(Collected data)
========
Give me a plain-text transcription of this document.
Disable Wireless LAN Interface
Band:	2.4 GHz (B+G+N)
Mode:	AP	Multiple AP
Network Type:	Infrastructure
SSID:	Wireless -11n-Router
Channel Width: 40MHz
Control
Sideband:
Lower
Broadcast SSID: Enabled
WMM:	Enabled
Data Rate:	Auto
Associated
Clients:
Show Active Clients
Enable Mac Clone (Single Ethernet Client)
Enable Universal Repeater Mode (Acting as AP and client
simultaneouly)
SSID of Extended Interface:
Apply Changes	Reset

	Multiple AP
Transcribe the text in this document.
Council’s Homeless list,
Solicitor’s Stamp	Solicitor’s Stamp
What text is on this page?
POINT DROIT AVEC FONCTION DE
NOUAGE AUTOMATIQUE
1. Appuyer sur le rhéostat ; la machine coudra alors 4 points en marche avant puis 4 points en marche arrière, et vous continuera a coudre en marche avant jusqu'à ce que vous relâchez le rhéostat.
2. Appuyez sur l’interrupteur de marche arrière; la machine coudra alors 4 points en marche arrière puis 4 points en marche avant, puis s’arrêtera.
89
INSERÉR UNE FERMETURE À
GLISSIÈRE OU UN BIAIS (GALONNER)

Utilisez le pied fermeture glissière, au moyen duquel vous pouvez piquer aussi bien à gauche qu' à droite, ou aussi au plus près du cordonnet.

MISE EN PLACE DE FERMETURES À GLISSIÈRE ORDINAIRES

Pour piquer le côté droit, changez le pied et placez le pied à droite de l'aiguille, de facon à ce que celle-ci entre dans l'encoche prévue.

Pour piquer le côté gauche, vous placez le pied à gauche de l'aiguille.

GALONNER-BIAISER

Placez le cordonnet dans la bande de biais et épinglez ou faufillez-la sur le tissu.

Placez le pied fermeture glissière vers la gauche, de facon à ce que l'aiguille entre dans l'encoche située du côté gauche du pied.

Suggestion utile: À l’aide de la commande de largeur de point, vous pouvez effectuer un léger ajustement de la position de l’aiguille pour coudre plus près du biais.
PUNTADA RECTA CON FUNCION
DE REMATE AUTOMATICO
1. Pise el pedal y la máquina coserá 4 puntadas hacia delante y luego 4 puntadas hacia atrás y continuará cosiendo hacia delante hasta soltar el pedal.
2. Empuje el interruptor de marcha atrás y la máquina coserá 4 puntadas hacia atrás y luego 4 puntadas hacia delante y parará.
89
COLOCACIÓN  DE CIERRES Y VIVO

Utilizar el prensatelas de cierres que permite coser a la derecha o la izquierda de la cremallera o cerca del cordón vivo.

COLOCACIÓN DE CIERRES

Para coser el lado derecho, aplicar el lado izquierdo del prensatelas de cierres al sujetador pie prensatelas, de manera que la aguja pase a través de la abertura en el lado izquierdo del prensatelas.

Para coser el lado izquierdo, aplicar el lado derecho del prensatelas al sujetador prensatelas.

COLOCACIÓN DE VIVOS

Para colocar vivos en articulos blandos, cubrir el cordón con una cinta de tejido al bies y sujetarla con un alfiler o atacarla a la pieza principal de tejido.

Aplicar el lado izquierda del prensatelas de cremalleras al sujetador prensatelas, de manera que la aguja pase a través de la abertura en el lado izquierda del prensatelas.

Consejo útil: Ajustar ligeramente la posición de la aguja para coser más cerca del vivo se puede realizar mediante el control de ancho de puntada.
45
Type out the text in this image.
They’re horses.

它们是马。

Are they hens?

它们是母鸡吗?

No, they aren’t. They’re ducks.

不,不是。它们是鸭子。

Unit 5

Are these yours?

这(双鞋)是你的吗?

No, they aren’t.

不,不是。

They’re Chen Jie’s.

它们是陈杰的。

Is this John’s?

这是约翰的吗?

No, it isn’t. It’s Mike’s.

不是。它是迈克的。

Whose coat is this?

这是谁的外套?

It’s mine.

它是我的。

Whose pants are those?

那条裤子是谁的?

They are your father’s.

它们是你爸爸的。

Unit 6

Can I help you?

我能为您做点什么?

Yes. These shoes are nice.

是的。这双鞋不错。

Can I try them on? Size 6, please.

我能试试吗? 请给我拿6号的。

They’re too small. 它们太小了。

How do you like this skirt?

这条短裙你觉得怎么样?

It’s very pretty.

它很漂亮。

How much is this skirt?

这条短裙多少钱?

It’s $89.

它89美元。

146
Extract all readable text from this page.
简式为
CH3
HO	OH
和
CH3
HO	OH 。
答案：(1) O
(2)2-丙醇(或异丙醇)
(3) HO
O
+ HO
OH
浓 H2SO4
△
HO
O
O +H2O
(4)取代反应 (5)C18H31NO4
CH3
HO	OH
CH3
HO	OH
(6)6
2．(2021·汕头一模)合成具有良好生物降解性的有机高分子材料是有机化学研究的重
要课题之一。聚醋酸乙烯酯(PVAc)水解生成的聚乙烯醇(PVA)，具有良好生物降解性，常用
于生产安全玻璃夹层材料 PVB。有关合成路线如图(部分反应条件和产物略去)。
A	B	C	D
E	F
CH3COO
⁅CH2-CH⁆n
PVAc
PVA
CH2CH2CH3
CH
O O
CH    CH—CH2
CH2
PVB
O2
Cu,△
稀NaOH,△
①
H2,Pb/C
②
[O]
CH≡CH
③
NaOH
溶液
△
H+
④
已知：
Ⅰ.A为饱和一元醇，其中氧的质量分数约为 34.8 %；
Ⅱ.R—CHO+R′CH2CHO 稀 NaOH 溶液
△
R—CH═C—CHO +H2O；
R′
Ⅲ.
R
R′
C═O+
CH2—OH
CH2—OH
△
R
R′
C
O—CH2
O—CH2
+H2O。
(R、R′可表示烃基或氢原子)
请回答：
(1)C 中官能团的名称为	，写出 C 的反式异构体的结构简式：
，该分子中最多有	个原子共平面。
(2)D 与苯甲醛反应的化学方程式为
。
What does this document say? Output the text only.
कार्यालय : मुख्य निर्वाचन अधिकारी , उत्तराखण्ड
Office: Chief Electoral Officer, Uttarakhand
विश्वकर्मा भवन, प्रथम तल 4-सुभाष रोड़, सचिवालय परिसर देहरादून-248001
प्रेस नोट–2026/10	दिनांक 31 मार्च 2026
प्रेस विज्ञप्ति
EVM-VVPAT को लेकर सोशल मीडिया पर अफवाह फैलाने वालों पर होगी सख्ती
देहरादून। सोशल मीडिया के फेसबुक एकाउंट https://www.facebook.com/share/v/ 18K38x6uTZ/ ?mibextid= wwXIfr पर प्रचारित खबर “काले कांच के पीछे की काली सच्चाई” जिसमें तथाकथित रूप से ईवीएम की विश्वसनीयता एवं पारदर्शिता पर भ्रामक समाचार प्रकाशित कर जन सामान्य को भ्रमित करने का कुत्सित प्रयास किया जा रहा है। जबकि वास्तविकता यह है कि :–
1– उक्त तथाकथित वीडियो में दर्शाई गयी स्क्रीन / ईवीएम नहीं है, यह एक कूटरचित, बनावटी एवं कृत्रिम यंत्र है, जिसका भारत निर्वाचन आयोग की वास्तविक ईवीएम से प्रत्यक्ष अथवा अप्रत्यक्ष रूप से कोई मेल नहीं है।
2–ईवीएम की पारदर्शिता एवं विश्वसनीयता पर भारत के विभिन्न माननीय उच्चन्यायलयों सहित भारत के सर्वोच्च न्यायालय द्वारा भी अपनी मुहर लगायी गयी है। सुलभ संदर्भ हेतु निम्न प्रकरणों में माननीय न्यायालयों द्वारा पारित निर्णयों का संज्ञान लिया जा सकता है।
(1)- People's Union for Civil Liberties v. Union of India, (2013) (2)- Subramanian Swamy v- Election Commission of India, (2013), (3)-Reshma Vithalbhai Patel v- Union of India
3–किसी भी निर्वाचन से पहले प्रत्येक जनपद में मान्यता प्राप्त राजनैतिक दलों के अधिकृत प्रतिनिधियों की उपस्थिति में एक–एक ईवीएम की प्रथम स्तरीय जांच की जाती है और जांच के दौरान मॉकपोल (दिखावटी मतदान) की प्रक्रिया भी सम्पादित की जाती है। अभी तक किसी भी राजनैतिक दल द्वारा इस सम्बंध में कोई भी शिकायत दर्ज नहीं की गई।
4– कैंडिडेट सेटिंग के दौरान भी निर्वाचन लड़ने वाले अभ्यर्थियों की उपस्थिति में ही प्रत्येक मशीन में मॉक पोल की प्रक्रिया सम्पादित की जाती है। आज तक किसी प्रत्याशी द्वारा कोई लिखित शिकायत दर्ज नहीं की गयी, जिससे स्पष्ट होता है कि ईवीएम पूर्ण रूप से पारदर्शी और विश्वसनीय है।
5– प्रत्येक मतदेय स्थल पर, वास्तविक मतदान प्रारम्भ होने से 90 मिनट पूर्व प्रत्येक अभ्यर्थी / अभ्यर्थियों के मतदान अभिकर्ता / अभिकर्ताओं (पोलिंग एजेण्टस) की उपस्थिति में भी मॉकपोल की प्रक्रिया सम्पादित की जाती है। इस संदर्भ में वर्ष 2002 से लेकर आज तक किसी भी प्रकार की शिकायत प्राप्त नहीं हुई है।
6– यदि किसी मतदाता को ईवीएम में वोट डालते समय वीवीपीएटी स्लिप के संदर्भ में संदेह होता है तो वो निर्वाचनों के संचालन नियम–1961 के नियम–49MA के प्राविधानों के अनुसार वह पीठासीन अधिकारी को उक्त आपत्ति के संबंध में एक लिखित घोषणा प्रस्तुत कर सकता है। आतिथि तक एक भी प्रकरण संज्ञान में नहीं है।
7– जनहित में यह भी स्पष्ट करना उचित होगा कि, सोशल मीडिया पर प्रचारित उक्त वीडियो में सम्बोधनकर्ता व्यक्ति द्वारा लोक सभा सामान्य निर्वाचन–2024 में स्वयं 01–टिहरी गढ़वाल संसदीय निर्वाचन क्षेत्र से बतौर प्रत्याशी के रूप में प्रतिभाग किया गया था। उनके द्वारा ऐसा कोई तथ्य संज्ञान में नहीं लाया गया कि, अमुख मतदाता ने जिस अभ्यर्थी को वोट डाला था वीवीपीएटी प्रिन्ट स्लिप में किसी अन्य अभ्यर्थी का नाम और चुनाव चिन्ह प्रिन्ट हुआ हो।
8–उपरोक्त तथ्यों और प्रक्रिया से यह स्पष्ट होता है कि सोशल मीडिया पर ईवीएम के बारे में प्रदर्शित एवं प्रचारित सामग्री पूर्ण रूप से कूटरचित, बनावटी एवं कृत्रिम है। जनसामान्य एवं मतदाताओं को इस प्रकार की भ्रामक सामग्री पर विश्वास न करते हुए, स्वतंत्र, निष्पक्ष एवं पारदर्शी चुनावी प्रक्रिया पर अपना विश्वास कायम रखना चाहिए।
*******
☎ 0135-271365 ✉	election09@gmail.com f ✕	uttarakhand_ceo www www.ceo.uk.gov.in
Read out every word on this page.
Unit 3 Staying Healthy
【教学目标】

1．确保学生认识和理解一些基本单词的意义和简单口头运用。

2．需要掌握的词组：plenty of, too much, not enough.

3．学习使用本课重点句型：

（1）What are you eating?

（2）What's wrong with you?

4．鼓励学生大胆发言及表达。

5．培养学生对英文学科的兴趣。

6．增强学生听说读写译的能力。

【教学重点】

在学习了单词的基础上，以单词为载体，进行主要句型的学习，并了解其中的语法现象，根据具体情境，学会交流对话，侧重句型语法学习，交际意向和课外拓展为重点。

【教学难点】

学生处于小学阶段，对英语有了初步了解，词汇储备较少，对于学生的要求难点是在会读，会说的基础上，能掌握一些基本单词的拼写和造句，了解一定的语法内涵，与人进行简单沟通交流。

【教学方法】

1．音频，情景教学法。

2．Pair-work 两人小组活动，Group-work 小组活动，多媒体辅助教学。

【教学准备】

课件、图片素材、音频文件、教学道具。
========
Given exercise: Show all lines above holding "puntadas".

Expected output:
1. Pise el pedal y la máquina coserá 4 puntadas hacia delante y luego 4 puntadas hacia atrás y continuará cosiendo hacia delante hasta soltar el pedal.
2. Empuje el interruptor de marcha atrás y la máquina coserá 4 puntadas hacia atrás y luego 4 puntadas hacia delante y parará.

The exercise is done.